Gather all lines containing the string "ausgewählte" and copy them out.

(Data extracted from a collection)
::::

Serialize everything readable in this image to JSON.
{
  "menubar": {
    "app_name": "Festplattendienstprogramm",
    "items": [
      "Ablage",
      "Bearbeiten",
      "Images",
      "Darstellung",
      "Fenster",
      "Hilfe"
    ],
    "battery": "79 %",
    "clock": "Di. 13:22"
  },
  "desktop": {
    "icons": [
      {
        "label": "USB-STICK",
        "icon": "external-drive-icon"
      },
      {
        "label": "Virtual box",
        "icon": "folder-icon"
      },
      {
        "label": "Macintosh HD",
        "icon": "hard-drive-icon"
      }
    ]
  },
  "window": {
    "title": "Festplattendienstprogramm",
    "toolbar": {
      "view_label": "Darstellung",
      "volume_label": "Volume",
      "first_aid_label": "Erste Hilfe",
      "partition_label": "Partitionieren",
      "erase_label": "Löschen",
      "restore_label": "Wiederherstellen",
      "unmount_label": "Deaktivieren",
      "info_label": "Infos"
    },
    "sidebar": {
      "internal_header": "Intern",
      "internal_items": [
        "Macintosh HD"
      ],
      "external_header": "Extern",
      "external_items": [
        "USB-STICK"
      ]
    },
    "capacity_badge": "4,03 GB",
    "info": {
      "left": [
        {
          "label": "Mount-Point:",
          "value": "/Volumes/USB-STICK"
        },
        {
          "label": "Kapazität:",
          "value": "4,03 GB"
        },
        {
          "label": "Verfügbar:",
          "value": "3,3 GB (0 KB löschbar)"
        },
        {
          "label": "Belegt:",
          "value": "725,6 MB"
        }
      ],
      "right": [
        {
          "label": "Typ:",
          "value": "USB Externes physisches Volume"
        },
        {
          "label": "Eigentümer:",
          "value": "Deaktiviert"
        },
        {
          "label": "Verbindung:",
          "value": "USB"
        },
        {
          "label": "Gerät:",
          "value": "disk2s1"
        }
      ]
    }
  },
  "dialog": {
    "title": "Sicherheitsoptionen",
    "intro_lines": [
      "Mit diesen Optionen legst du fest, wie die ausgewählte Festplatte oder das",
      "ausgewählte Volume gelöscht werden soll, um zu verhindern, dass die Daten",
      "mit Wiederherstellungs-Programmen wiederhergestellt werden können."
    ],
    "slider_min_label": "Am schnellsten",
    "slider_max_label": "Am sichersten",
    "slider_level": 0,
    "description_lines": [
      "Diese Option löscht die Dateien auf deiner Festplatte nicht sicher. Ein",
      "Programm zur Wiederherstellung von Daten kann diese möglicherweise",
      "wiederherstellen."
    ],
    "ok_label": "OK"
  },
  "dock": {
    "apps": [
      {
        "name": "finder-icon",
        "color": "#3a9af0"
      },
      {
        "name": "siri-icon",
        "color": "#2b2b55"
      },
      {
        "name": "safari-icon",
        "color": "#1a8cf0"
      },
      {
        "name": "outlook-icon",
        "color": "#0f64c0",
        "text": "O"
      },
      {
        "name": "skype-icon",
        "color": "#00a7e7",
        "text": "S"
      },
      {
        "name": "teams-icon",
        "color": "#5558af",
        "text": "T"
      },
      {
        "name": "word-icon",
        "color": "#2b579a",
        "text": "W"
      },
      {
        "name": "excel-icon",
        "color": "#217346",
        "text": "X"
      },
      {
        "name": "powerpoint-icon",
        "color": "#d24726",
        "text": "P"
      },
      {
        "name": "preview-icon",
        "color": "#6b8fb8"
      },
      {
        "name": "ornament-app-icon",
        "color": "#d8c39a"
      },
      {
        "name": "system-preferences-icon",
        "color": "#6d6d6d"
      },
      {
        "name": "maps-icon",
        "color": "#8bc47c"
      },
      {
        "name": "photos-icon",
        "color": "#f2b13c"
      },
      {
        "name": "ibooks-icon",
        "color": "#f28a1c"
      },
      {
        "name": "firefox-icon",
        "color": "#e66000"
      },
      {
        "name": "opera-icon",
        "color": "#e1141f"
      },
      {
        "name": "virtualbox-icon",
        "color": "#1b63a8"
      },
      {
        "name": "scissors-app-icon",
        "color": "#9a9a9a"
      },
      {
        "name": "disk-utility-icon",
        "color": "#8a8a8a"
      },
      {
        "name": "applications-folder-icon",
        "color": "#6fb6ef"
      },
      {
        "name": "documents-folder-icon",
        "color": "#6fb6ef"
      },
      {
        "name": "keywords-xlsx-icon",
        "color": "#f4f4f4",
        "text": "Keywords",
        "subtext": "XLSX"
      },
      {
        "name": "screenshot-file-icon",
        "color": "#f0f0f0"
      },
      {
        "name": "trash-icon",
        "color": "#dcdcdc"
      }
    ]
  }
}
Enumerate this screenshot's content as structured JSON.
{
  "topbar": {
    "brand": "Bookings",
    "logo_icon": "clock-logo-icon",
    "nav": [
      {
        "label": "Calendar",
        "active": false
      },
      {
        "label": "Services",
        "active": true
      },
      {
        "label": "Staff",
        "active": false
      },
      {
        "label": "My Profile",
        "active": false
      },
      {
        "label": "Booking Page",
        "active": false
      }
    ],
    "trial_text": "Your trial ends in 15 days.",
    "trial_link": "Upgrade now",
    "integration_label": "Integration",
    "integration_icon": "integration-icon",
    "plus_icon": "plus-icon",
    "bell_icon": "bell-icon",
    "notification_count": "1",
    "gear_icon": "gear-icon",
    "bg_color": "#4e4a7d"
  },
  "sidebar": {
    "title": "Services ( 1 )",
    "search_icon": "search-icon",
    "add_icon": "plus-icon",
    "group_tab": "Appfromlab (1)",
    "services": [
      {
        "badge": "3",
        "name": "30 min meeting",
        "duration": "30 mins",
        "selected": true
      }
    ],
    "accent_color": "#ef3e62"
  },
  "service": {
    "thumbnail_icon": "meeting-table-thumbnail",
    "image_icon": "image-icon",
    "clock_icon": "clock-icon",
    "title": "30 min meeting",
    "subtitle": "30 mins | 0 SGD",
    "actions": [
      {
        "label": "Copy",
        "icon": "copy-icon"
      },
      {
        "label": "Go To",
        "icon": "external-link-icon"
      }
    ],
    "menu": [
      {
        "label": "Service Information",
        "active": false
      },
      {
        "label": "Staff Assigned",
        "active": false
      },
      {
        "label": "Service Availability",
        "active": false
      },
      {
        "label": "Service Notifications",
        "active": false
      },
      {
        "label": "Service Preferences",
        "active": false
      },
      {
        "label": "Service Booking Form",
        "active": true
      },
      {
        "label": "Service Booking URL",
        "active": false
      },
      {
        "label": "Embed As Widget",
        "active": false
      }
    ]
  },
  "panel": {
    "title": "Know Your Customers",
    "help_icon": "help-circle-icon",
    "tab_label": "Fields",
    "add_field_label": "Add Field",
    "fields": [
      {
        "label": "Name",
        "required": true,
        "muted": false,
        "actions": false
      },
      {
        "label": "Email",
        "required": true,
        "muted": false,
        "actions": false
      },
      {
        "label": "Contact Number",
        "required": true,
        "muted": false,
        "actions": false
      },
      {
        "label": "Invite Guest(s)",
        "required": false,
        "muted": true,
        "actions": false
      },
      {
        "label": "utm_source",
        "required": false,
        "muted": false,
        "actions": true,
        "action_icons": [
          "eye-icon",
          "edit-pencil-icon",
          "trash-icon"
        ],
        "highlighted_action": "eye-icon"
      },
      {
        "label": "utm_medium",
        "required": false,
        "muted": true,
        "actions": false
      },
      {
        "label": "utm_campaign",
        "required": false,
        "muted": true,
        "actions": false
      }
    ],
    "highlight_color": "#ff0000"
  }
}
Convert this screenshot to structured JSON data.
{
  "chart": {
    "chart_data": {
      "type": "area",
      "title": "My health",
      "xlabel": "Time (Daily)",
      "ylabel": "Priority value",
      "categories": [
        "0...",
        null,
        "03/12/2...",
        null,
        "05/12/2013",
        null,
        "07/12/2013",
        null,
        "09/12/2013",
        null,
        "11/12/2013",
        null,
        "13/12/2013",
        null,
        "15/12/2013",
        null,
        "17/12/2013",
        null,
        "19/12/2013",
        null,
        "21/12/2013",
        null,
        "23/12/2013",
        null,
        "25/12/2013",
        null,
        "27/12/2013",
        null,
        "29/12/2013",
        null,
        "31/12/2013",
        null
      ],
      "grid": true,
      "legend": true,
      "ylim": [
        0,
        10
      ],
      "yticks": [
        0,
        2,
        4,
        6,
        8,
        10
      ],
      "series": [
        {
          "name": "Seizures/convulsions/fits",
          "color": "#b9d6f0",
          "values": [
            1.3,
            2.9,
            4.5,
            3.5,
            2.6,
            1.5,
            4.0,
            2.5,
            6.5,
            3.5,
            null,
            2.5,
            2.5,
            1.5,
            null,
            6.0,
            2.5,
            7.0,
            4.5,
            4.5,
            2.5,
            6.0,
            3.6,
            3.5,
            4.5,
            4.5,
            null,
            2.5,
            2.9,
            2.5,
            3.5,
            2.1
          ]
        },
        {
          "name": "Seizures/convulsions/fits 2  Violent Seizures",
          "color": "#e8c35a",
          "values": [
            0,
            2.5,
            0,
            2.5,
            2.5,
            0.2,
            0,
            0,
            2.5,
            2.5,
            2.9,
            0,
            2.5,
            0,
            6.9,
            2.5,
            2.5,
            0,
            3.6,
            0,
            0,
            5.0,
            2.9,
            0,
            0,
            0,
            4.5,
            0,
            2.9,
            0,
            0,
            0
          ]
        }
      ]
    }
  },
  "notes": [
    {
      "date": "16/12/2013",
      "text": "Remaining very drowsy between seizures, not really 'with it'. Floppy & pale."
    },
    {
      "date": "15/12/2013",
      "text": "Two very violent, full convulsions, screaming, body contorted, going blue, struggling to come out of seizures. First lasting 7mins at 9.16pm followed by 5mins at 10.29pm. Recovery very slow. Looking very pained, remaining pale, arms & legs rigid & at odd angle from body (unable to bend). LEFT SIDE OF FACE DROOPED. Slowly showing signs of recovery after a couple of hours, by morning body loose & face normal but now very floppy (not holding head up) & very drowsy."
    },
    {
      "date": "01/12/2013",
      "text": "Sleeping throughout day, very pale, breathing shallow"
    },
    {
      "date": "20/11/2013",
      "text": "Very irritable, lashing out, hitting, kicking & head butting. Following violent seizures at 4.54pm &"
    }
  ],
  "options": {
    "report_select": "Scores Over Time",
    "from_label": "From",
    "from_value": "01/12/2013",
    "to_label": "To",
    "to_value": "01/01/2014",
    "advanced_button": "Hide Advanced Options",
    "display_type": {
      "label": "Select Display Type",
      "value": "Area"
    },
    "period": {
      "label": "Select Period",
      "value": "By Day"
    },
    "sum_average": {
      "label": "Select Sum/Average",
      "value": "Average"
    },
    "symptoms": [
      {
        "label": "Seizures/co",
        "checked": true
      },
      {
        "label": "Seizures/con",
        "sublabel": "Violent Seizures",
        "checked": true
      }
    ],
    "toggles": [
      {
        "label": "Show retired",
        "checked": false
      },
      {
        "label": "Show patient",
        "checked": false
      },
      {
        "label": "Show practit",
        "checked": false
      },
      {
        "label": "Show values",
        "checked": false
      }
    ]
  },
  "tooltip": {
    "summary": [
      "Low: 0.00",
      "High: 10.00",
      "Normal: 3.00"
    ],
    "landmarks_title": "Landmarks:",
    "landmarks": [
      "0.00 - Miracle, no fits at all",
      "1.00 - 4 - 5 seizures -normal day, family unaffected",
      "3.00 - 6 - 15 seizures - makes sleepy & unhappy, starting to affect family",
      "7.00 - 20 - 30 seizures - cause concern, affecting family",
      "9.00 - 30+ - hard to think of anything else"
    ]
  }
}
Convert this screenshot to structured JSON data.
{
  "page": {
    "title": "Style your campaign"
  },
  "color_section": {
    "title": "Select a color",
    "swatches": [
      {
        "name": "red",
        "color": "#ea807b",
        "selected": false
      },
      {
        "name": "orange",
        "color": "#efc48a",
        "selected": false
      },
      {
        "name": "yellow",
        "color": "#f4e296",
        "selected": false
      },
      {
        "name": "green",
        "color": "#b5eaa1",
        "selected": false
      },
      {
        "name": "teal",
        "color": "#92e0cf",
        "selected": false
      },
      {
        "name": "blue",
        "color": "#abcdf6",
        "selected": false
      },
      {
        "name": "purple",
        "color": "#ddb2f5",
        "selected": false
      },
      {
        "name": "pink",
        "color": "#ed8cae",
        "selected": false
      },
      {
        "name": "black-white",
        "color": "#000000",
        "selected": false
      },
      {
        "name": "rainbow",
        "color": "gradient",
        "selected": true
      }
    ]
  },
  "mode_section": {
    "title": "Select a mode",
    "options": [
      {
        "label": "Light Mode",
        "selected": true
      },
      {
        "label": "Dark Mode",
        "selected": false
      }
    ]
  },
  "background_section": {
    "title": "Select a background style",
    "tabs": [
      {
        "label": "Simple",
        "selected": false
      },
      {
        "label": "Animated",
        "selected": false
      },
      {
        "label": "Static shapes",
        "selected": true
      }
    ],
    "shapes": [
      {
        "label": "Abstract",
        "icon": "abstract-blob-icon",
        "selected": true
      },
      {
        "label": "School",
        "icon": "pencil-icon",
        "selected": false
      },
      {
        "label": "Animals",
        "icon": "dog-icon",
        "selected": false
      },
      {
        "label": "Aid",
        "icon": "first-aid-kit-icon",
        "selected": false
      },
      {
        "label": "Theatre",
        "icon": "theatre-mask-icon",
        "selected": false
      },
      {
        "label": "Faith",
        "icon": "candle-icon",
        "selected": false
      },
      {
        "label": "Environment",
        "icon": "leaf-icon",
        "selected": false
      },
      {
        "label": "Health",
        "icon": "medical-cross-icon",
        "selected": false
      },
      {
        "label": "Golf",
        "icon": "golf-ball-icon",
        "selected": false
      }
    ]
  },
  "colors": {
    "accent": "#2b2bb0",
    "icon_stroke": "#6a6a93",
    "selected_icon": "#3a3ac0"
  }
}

::::

(Complete answer):
      "Mit diesen Optionen legst du fest, wie die ausgewählte Festplatte oder das",
      "ausgewählte Volume gelöscht werden soll, um zu verhindern, dass die Daten",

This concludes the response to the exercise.